Here are some records. Copy each one exactly.

--- begin LISTED RECORDS ---

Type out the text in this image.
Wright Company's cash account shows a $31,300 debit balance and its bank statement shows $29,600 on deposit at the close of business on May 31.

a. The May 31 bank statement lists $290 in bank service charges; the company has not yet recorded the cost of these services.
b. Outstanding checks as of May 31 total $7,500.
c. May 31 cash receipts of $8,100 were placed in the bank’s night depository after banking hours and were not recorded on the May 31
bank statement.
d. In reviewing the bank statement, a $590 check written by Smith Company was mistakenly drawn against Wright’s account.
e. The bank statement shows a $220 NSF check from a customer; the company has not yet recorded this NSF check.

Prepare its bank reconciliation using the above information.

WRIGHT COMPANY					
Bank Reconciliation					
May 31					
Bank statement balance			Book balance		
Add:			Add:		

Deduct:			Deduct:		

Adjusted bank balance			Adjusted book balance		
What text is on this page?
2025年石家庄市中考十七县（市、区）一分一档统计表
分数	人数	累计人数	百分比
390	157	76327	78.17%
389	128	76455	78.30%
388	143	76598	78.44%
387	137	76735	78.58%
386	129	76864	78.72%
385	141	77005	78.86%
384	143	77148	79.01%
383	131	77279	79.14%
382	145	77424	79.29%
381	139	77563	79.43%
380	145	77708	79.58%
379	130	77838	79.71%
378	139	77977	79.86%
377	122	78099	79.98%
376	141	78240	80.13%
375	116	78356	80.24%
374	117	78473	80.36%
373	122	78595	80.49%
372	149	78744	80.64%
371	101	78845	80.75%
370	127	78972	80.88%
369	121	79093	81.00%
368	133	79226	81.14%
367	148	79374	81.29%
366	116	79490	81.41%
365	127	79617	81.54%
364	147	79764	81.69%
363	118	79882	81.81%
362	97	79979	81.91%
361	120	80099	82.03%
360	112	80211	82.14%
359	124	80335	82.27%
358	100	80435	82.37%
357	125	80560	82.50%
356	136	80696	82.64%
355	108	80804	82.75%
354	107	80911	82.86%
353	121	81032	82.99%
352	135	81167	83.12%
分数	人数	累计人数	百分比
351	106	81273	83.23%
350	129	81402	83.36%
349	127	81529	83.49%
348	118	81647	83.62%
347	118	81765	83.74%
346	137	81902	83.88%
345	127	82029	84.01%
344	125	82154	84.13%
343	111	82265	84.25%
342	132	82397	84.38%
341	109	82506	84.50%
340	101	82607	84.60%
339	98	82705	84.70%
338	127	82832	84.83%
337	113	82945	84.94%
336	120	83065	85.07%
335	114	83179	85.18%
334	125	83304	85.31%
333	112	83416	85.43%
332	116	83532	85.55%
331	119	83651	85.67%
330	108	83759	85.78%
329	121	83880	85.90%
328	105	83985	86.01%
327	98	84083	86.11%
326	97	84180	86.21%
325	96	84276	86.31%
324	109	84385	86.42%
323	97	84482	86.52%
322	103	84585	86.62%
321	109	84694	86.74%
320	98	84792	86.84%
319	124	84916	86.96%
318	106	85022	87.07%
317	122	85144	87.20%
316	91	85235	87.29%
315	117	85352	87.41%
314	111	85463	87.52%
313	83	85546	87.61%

--- end LISTED RECORDS ---

> [RESPONSE]
Type out the text in this image.
Wright Company's cash account shows a $31,300 debit balance and its bank statement shows $29,600 on deposit at the close of business on May 31.

a. The May 31 bank statement lists $290 in bank service charges; the company has not yet recorded the cost of these services.
b. Outstanding checks as of May 31 total $7,500.
c. May 31 cash receipts of $8,100 were placed in the bank’s night depository after banking hours and were not recorded on the May 31
bank statement.
d. In reviewing the bank statement, a $590 check written by Smith Company was mistakenly drawn against Wright’s account.
e. The bank statement shows a $220 NSF check from a customer; the company has not yet recorded this NSF check.

Prepare its bank reconciliation using the above information.

WRIGHT COMPANY					
Bank Reconciliation					
May 31					
Bank statement balance			Book balance		
Add:			Add:		

Deduct:			Deduct:		

Adjusted bank balance			Adjusted book balance		
What text is on this page?
2025年石家庄市中考十七县（市、区）一分一档统计表
分数	人数	累计人数	百分比
390	157	76327	78.17%
389	128	76455	78.30%
388	143	76598	78.44%
387	137	76735	78.58%
386	129	76864	78.72%
385	141	77005	78.86%
384	143	77148	79.01%
383	131	77279	79.14%
382	145	77424	79.29%
381	139	77563	79.43%
380	145	77708	79.58%
379	130	77838	79.71%
378	139	77977	79.86%
377	122	78099	79.98%
376	141	78240	80.13%
375	116	78356	80.24%
374	117	78473	80.36%
373	122	78595	80.49%
372	149	78744	80.64%
371	101	78845	80.75%
370	127	78972	80.88%
369	121	79093	81.00%
368	133	79226	81.14%
367	148	79374	81.29%
366	116	79490	81.41%
365	127	79617	81.54%
364	147	79764	81.69%
363	118	79882	81.81%
362	97	79979	81.91%
361	120	80099	82.03%
360	112	80211	82.14%
359	124	80335	82.27%
358	100	80435	82.37%
357	125	80560	82.50%
356	136	80696	82.64%
355	108	80804	82.75%
354	107	80911	82.86%
353	121	81032	82.99%
352	135	81167	83.12%
分数	人数	累计人数	百分比
351	106	81273	83.23%
350	129	81402	83.36%
349	127	81529	83.49%
348	118	81647	83.62%
347	118	81765	83.74%
346	137	81902	83.88%
345	127	82029	84.01%
344	125	82154	84.13%
343	111	82265	84.25%
342	132	82397	84.38%
341	109	82506	84.50%
340	101	82607	84.60%
339	98	82705	84.70%
338	127	82832	84.83%
337	113	82945	84.94%
336	120	83065	85.07%
335	114	83179	85.18%
334	125	83304	85.31%
333	112	83416	85.43%
332	116	83532	85.55%
331	119	83651	85.67%
330	108	83759	85.78%
329	121	83880	85.90%
328	105	83985	86.01%
327	98	84083	86.11%
326	97	84180	86.21%
325	96	84276	86.31%
324	109	84385	86.42%
323	97	84482	86.52%
322	103	84585	86.62%
321	109	84694	86.74%
320	98	84792	86.84%
319	124	84916	86.96%
318	106	85022	87.07%
317	122	85144	87.20%
316	91	85235	87.29%
315	117	85352	87.41%
314	111	85463	87.52%
313	83	85546	87.61%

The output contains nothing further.